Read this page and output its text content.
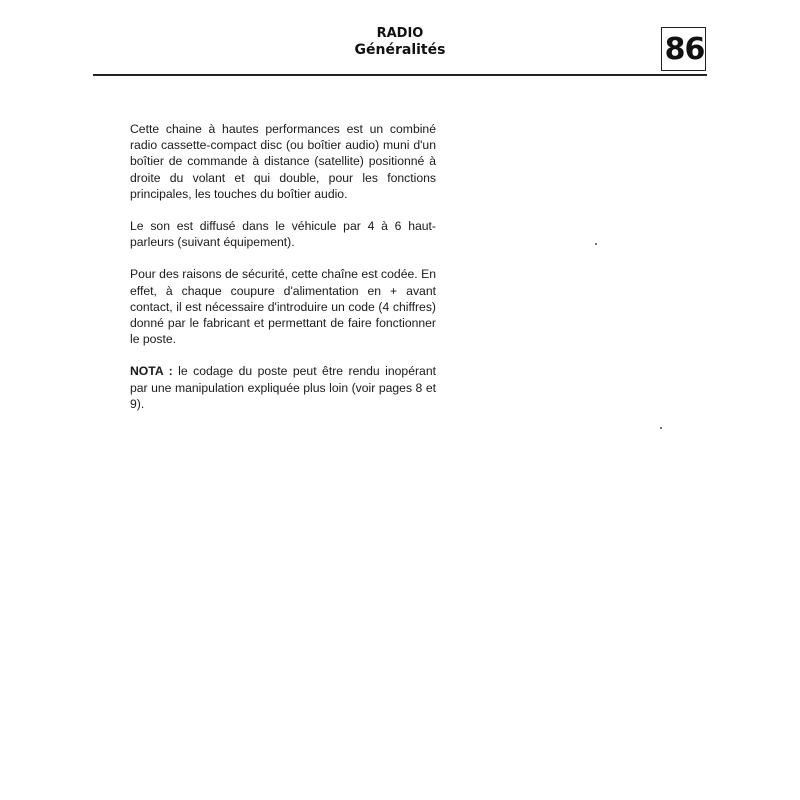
RADIO
Généralités	86

Cette chaine à hautes performances est un combiné radio cassette-compact disc (ou boîtier audio) muni d'un boîtier de commande à distance (satellite) positionné à droite du volant et qui double, pour les fonctions principales, les touches du boîtier audio.

Le son est diffusé dans le véhicule par 4 à 6 haut-parleurs (suivant équipement).

Pour des raisons de sécurité, cette chaîne est codée. En effet, à chaque coupure d'alimentation en + avant contact, il est nécessaire d'introduire un code (4 chiffres) donné par le fabricant et permettant de faire fonctionner le poste.

NOTA : le codage du poste peut être rendu inopérant par une manipulation expliquée plus loin (voir pages 8 et 9).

- _WRITTEN INSTRUCTION_
Leave out the pictures and transcribe the entries above exactly.

- _EXERCISE RESULT_
Read this page and output its text content.
RADIO
Généralités	86

Cette chaine à hautes performances est un combiné radio cassette-compact disc (ou boîtier audio) muni d'un boîtier de commande à distance (satellite) positionné à droite du volant et qui double, pour les fonctions principales, les touches du boîtier audio.

Le son est diffusé dans le véhicule par 4 à 6 haut-parleurs (suivant équipement).

Pour des raisons de sécurité, cette chaîne est codée. En effet, à chaque coupure d'alimentation en + avant contact, il est nécessaire d'introduire un code (4 chiffres) donné par le fabricant et permettant de faire fonctionner le poste.

NOTA : le codage du poste peut être rendu inopérant par une manipulation expliquée plus loin (voir pages 8 et 9).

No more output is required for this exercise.